Recorded data:

○ ○ ○ ○ ○

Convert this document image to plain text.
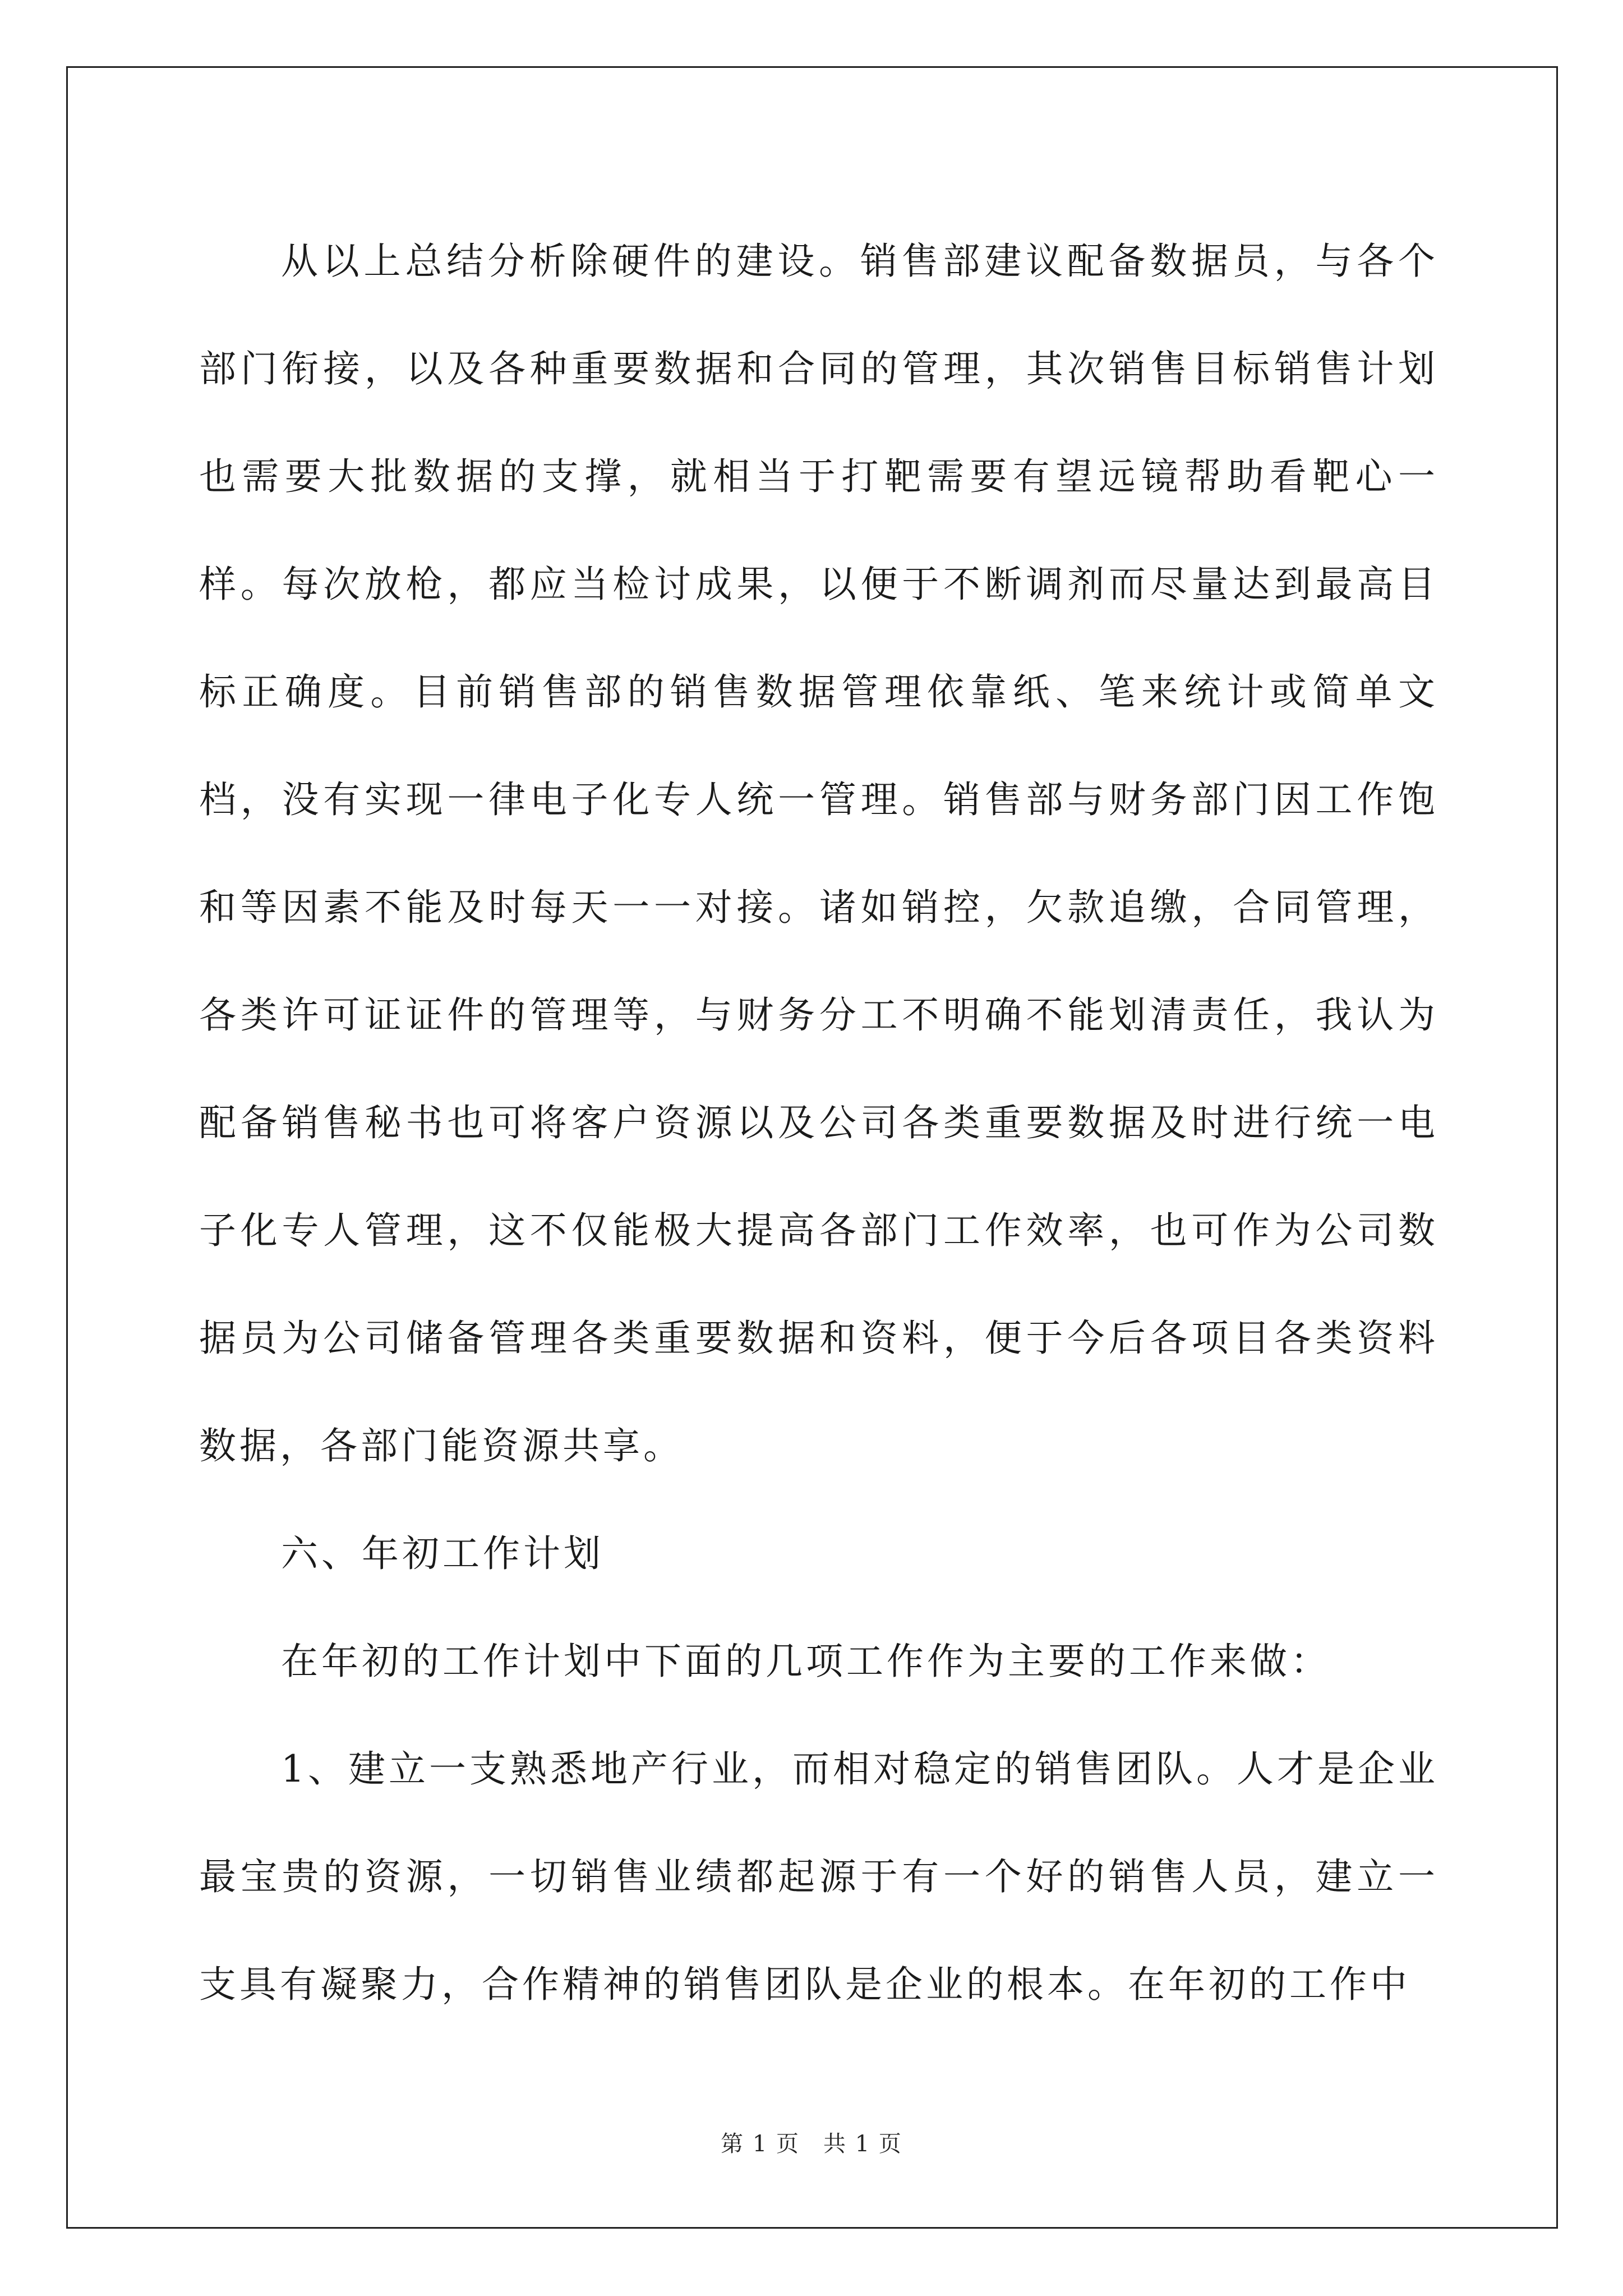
从以上总结分析除硬件的建设。销售部建议配备数据员，与各个部门衔接，以及各种重要数据和合同的管理，其次销售目标销售计划也需要大批数据的支撑，就相当于打靶需要有望远镜帮助看靶心一样。每次放枪，都应当检讨成果，以便于不断调剂而尽量达到最高目标正确度。目前销售部的销售数据管理依靠纸、笔来统计或简单文档，没有实现一律电子化专人统一管理。销售部与财务部门因工作饱和等因素不能及时每天一一对接。诸如销控，欠款追缴，合同管理，各类许可证证件的管理等，与财务分工不明确不能划清责任，我认为配备销售秘书也可将客户资源以及公司各类重要数据及时进行统一电子化专人管理，这不仅能极大提高各部门工作效率，也可作为公司数据员为公司储备管理各类重要数据和资料，便于今后各项目各类资料数据，各部门能资源共享。

六、年初工作计划

在年初的工作计划中下面的几项工作作为主要的工作来做：

1、建立一支熟悉地产行业，而相对稳定的销售团队。人才是企业最宝贵的资源，一切销售业绩都起源于有一个好的销售人员，建立一支具有凝聚力，合作精神的销售团队是企业的根本。在年初的工作中

第 1 页　共 1 页
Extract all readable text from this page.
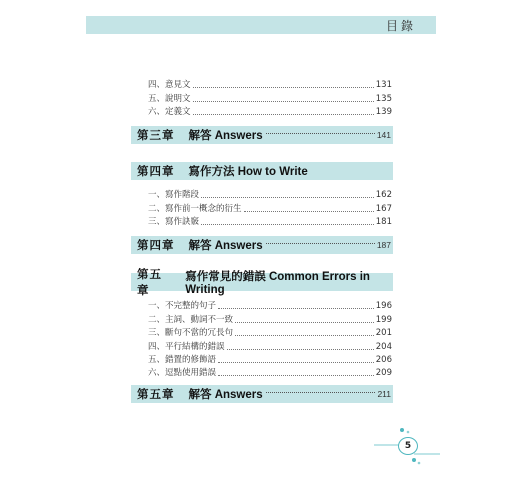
目錄
四、意見文	131
五、說明文	135
六、定義文	139
第三章	解答 Answers	141
第四章	寫作方法 How to Write
一、寫作階段	162
二、寫作前一概念的衍生	167
三、寫作訣竅	181
第四章	解答 Answers	187
第五章
寫作常見的錯誤 Common Errors in Writing
一、不完整的句子	196
二、主詞、動詞不一致	199
三、斷句不當的冗長句	201
四、平行結構的錯誤	204
五、錯置的修飾語	206
六、逗點使用錯誤	209
第五章	解答 Answers	211
5
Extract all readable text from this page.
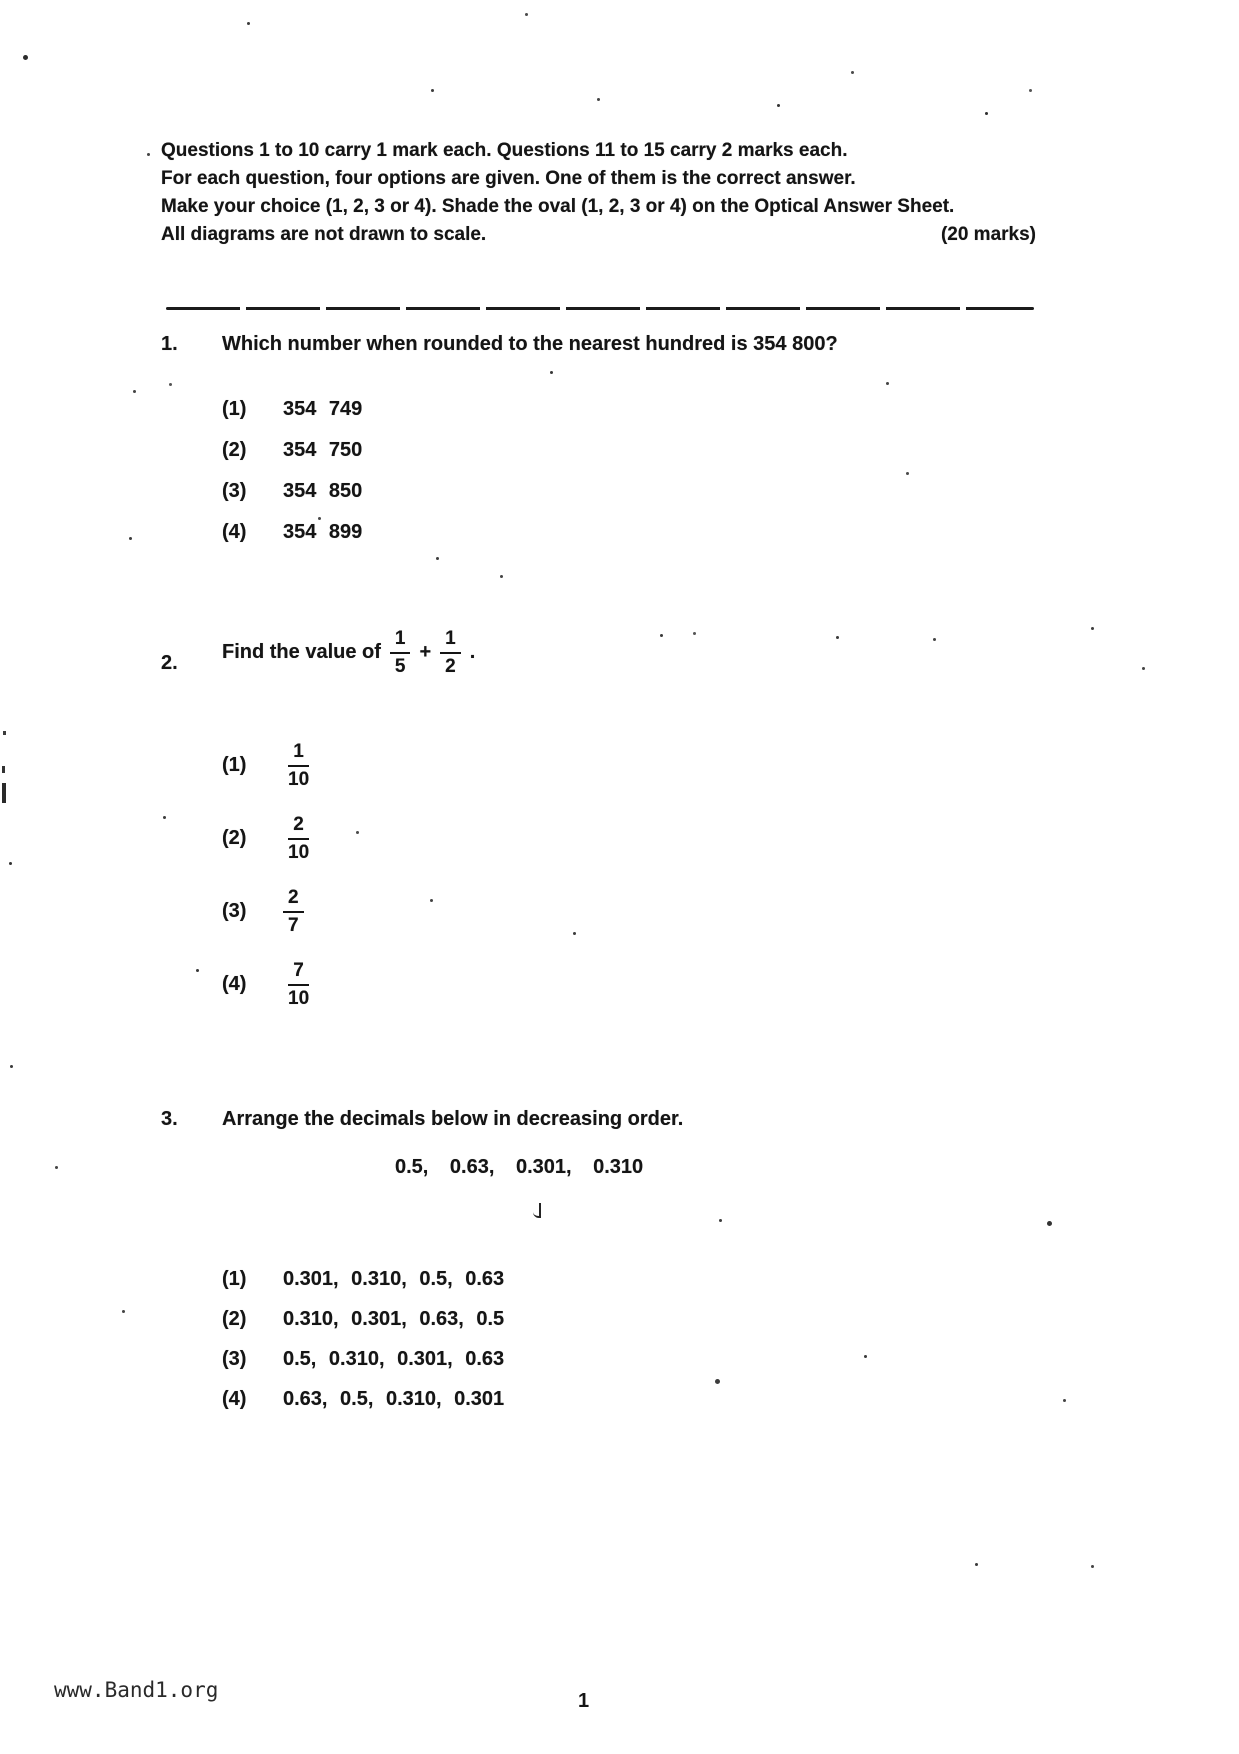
Questions 1 to 10 carry 1 mark each. Questions 11 to 15 carry 2 marks each.

For each question, four options are given. One of them is the correct answer.

Make your choice (1, 2, 3 or 4). Shade the oval (1, 2, 3 or 4) on the Optical Answer Sheet.

All diagrams are not drawn to scale.	(20 marks)

1. Which number when rounded to the nearest hundred is 354 800?
(1)	354 749
(2)	354 750
(3)	354 850
(4)	354 899
2. Find the value of $\frac{1}{5} + \frac{1}{2}$ .
(1)	$\frac{1}{10}$
(2)	$\frac{2}{10}$
(3)	$\frac{2}{7}$
(4)	$\frac{7}{10}$
3. Arrange the decimals below in decreasing order.
0.5, 0.63, 0.301, 0.310
(1)	0.301, 0.310, 0.5, 0.63
(2)	0.310, 0.301, 0.63, 0.5
(3)	0.5, 0.310, 0.301, 0.63
(4)	0.63, 0.5, 0.310, 0.301
www.Band1.org	1
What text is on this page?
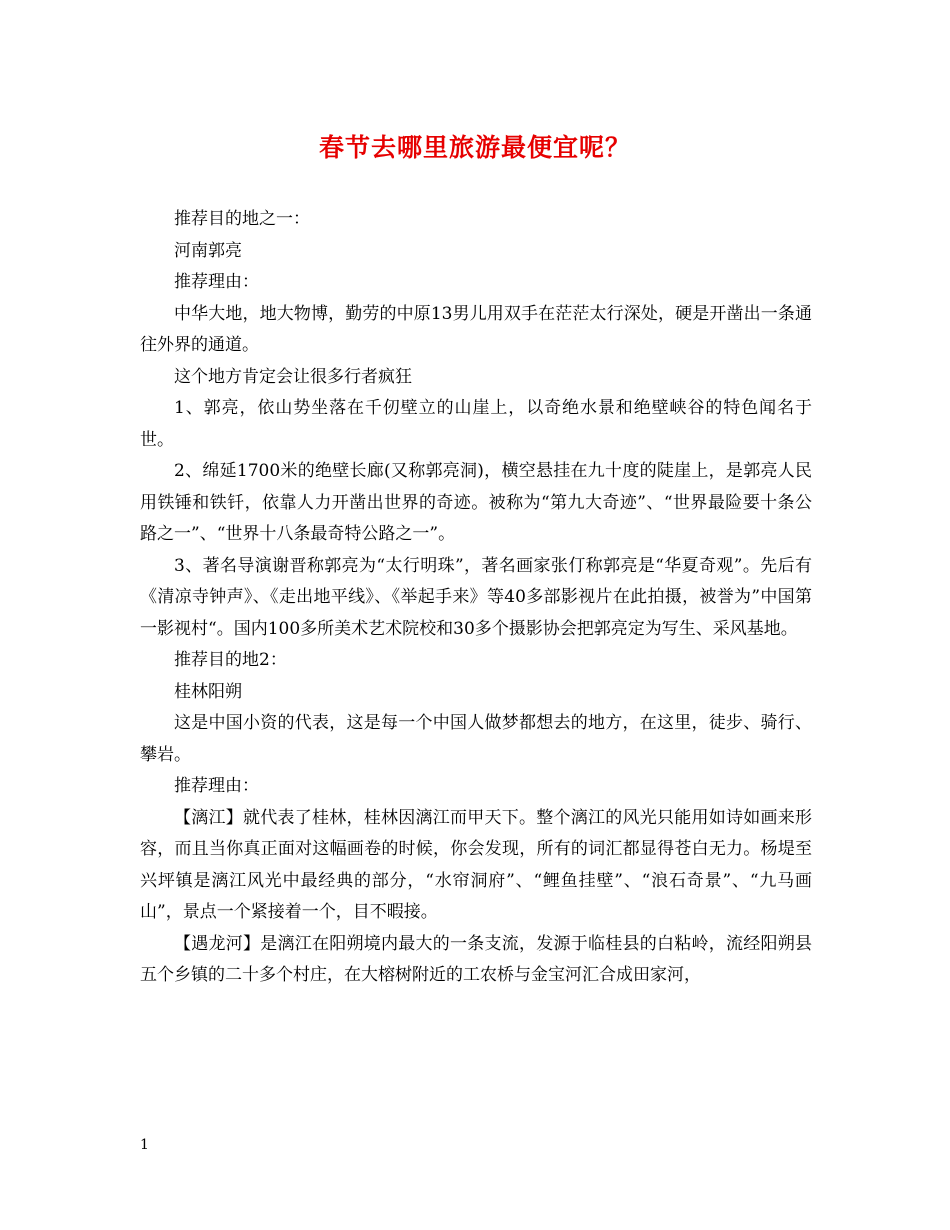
春节去哪里旅游最便宜呢？

推荐目的地之一：

河南郭亮

推荐理由：

中华大地，地大物博，勤劳的中原13男儿用双手在茫茫太行深处，硬是开凿出一条通往外界的通道。

这个地方肯定会让很多行者疯狂

1、郭亮，依山势坐落在千仞壁立的山崖上，以奇绝水景和绝壁峡谷的特色闻名于世。

2、绵延1700米的绝壁长廊(又称郭亮洞)，横空悬挂在九十度的陡崖上，是郭亮人民用铁锤和铁钎，依靠人力开凿出世界的奇迹。被称为“第九大奇迹”、“世界最险要十条公路之一”、“世界十八条最奇特公路之一”。

3、著名导演谢晋称郭亮为“太行明珠”，著名画家张仃称郭亮是“华夏奇观”。先后有《清凉寺钟声》、《走出地平线》、《举起手来》等40多部影视片在此拍摄，被誉为”中国第一影视村“。国内100多所美术艺术院校和30多个摄影协会把郭亮定为写生、采风基地。

推荐目的地2：

桂林阳朔

这是中国小资的代表，这是每一个中国人做梦都想去的地方，在这里，徒步、骑行、攀岩。

推荐理由：

【漓江】就代表了桂林，桂林因漓江而甲天下。整个漓江的风光只能用如诗如画来形容，而且当你真正面对这幅画卷的时候，你会发现，所有的词汇都显得苍白无力。杨堤至兴坪镇是漓江风光中最经典的部分，“水帘洞府”、“鲤鱼挂壁”、“浪石奇景”、“九马画山”，景点一个紧接着一个，目不暇接。

【遇龙河】是漓江在阳朔境内最大的一条支流，发源于临桂县的白粘岭，流经阳朔县五个乡镇的二十多个村庄，在大榕树附近的工农桥与金宝河汇合成田家河，

1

○ ○ ○ ○ ○

WRITTEN EXERCISE →
Using the material above, retype each entry exactly and omit the pictures.

TASK SOLUTION →
Convert this document image to plain text.
从以上总结分析除硬件的建设。销售部建议配备数据员，与各个部门衔接，以及各种重要数据和合同的管理，其次销售目标销售计划也需要大批数据的支撑，就相当于打靶需要有望远镜帮助看靶心一样。每次放枪，都应当检讨成果，以便于不断调剂而尽量达到最高目标正确度。目前销售部的销售数据管理依靠纸、笔来统计或简单文档，没有实现一律电子化专人统一管理。销售部与财务部门因工作饱和等因素不能及时每天一一对接。诸如销控，欠款追缴，合同管理，各类许可证证件的管理等，与财务分工不明确不能划清责任，我认为配备销售秘书也可将客户资源以及公司各类重要数据及时进行统一电子化专人管理，这不仅能极大提高各部门工作效率，也可作为公司数据员为公司储备管理各类重要数据和资料，便于今后各项目各类资料数据，各部门能资源共享。

六、年初工作计划

在年初的工作计划中下面的几项工作作为主要的工作来做：

1、建立一支熟悉地产行业，而相对稳定的销售团队。人才是企业最宝贵的资源，一切销售业绩都起源于有一个好的销售人员，建立一支具有凝聚力，合作精神的销售团队是企业的根本。在年初的工作中

第 1 页　共 1 页
Extract all readable text from this page.
目錄
四、意見文	131
五、說明文	135
六、定義文	139
第三章	解答 Answers	141
第四章	寫作方法 How to Write
一、寫作階段	162
二、寫作前一概念的衍生	167
三、寫作訣竅	181
第四章	解答 Answers	187
第五章
寫作常見的錯誤 Common Errors in Writing
一、不完整的句子	196
二、主詞、動詞不一致	199
三、斷句不當的冗長句	201
四、平行結構的錯誤	204
五、錯置的修飾語	206
六、逗點使用錯誤	209
第五章	解答 Answers	211
5
Extract all readable text from this page.
Questions 1 to 10 carry 1 mark each. Questions 11 to 15 carry 2 marks each.

For each question, four options are given. One of them is the correct answer.

Make your choice (1, 2, 3 or 4). Shade the oval (1, 2, 3 or 4) on the Optical Answer Sheet.

All diagrams are not drawn to scale.	(20 marks)

1. Which number when rounded to the nearest hundred is 354 800?
(1)	354 749
(2)	354 750
(3)	354 850
(4)	354 899
2. Find the value of $\frac{1}{5} + \frac{1}{2}$ .
(1)	$\frac{1}{10}$
(2)	$\frac{2}{10}$
(3)	$\frac{2}{7}$
(4)	$\frac{7}{10}$
3. Arrange the decimals below in decreasing order.
0.5, 0.63, 0.301, 0.310
(1)	0.301, 0.310, 0.5, 0.63
(2)	0.310, 0.301, 0.63, 0.5
(3)	0.5, 0.310, 0.301, 0.63
(4)	0.63, 0.5, 0.310, 0.301
www.Band1.org	1
What text is on this page?
春节去哪里旅游最便宜呢？

推荐目的地之一：

河南郭亮

推荐理由：

中华大地，地大物博，勤劳的中原13男儿用双手在茫茫太行深处，硬是开凿出一条通往外界的通道。

这个地方肯定会让很多行者疯狂

1、郭亮，依山势坐落在千仞壁立的山崖上，以奇绝水景和绝壁峡谷的特色闻名于世。

2、绵延1700米的绝壁长廊(又称郭亮洞)，横空悬挂在九十度的陡崖上，是郭亮人民用铁锤和铁钎，依靠人力开凿出世界的奇迹。被称为“第九大奇迹”、“世界最险要十条公路之一”、“世界十八条最奇特公路之一”。

3、著名导演谢晋称郭亮为“太行明珠”，著名画家张仃称郭亮是“华夏奇观”。先后有《清凉寺钟声》、《走出地平线》、《举起手来》等40多部影视片在此拍摄，被誉为”中国第一影视村“。国内100多所美术艺术院校和30多个摄影协会把郭亮定为写生、采风基地。

推荐目的地2：

桂林阳朔

这是中国小资的代表，这是每一个中国人做梦都想去的地方，在这里，徒步、骑行、攀岩。

推荐理由：

【漓江】就代表了桂林，桂林因漓江而甲天下。整个漓江的风光只能用如诗如画来形容，而且当你真正面对这幅画卷的时候，你会发现，所有的词汇都显得苍白无力。杨堤至兴坪镇是漓江风光中最经典的部分，“水帘洞府”、“鲤鱼挂壁”、“浪石奇景”、“九马画山”，景点一个紧接着一个，目不暇接。

【遇龙河】是漓江在阳朔境内最大的一条支流，发源于临桂县的白粘岭，流经阳朔县五个乡镇的二十多个村庄，在大榕树附近的工农桥与金宝河汇合成田家河，

1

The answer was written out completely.